[WHAT IS NEEDED]
Will you give the material below again, every line exactly as it is?
------------------------
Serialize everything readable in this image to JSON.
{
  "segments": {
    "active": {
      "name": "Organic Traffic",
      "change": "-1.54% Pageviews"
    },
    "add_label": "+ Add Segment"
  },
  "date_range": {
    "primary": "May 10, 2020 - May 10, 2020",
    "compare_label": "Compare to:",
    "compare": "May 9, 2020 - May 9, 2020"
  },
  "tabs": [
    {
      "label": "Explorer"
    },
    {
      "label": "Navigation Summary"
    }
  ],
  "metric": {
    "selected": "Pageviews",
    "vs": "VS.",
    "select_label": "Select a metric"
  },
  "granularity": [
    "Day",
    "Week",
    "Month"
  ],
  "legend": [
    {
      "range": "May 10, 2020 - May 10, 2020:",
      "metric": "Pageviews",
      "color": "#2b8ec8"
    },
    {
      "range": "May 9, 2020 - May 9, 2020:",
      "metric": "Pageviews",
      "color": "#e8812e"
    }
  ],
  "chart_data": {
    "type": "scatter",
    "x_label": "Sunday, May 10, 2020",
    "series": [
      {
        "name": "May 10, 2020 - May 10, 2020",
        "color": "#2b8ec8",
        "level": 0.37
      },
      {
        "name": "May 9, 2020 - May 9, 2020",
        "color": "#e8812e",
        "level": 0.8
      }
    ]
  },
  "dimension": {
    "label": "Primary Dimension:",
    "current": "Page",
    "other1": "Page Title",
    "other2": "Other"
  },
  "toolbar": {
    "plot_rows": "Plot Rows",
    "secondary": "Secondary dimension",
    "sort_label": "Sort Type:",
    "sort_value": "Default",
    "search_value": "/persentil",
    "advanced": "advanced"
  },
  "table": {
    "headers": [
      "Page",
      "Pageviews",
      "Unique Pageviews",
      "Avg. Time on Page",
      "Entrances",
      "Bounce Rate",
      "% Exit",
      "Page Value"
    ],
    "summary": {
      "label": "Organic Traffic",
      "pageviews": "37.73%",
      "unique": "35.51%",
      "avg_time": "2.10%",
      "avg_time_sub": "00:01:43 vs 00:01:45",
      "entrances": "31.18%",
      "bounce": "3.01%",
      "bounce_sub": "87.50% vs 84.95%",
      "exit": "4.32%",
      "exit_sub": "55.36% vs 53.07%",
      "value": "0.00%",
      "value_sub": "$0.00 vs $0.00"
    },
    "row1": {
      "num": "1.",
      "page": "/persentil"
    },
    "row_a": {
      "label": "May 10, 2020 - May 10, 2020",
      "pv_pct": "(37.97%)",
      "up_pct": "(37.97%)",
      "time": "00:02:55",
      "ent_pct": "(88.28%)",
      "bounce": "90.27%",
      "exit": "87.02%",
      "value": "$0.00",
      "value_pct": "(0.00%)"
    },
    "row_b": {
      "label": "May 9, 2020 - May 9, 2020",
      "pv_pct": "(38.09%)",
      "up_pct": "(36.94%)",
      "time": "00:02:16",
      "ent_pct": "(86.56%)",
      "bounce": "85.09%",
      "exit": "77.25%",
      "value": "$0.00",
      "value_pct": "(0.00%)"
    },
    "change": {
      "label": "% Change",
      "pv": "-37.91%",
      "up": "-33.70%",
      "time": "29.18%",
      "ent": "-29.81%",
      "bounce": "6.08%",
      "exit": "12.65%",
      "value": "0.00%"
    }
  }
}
------------------------
[TASK SOLUTION]
Serialize everything readable in this image to JSON.
{
  "segments": {
    "active": {
      "name": "Organic Traffic",
      "change": "-1.54% Pageviews"
    },
    "add_label": "+ Add Segment"
  },
  "date_range": {
    "primary": "May 10, 2020 - May 10, 2020",
    "compare_label": "Compare to:",
    "compare": "May 9, 2020 - May 9, 2020"
  },
  "tabs": [
    {
      "label": "Explorer"
    },
    {
      "label": "Navigation Summary"
    }
  ],
  "metric": {
    "selected": "Pageviews",
    "vs": "VS.",
    "select_label": "Select a metric"
  },
  "granularity": [
    "Day",
    "Week",
    "Month"
  ],
  "legend": [
    {
      "range": "May 10, 2020 - May 10, 2020:",
      "metric": "Pageviews",
      "color": "#2b8ec8"
    },
    {
      "range": "May 9, 2020 - May 9, 2020:",
      "metric": "Pageviews",
      "color": "#e8812e"
    }
  ],
  "chart_data": {
    "type": "scatter",
    "x_label": "Sunday, May 10, 2020",
    "series": [
      {
        "name": "May 10, 2020 - May 10, 2020",
        "color": "#2b8ec8",
        "level": 0.37
      },
      {
        "name": "May 9, 2020 - May 9, 2020",
        "color": "#e8812e",
        "level": 0.8
      }
    ]
  },
  "dimension": {
    "label": "Primary Dimension:",
    "current": "Page",
    "other1": "Page Title",
    "other2": "Other"
  },
  "toolbar": {
    "plot_rows": "Plot Rows",
    "secondary": "Secondary dimension",
    "sort_label": "Sort Type:",
    "sort_value": "Default",
    "search_value": "/persentil",
    "advanced": "advanced"
  },
  "table": {
    "headers": [
      "Page",
      "Pageviews",
      "Unique Pageviews",
      "Avg. Time on Page",
      "Entrances",
      "Bounce Rate",
      "% Exit",
      "Page Value"
    ],
    "summary": {
      "label": "Organic Traffic",
      "pageviews": "37.73%",
      "unique": "35.51%",
      "avg_time": "2.10%",
      "avg_time_sub": "00:01:43 vs 00:01:45",
      "entrances": "31.18%",
      "bounce": "3.01%",
      "bounce_sub": "87.50% vs 84.95%",
      "exit": "4.32%",
      "exit_sub": "55.36% vs 53.07%",
      "value": "0.00%",
      "value_sub": "$0.00 vs $0.00"
    },
    "row1": {
      "num": "1.",
      "page": "/persentil"
    },
    "row_a": {
      "label": "May 10, 2020 - May 10, 2020",
      "pv_pct": "(37.97%)",
      "up_pct": "(37.97%)",
      "time": "00:02:55",
      "ent_pct": "(88.28%)",
      "bounce": "90.27%",
      "exit": "87.02%",
      "value": "$0.00",
      "value_pct": "(0.00%)"
    },
    "row_b": {
      "label": "May 9, 2020 - May 9, 2020",
      "pv_pct": "(38.09%)",
      "up_pct": "(36.94%)",
      "time": "00:02:16",
      "ent_pct": "(86.56%)",
      "bounce": "85.09%",
      "exit": "77.25%",
      "value": "$0.00",
      "value_pct": "(0.00%)"
    },
    "change": {
      "label": "% Change",
      "pv": "-37.91%",
      "up": "-33.70%",
      "time": "29.18%",
      "ent": "-29.81%",
      "bounce": "6.08%",
      "exit": "12.65%",
      "value": "0.00%"
    }
  }
}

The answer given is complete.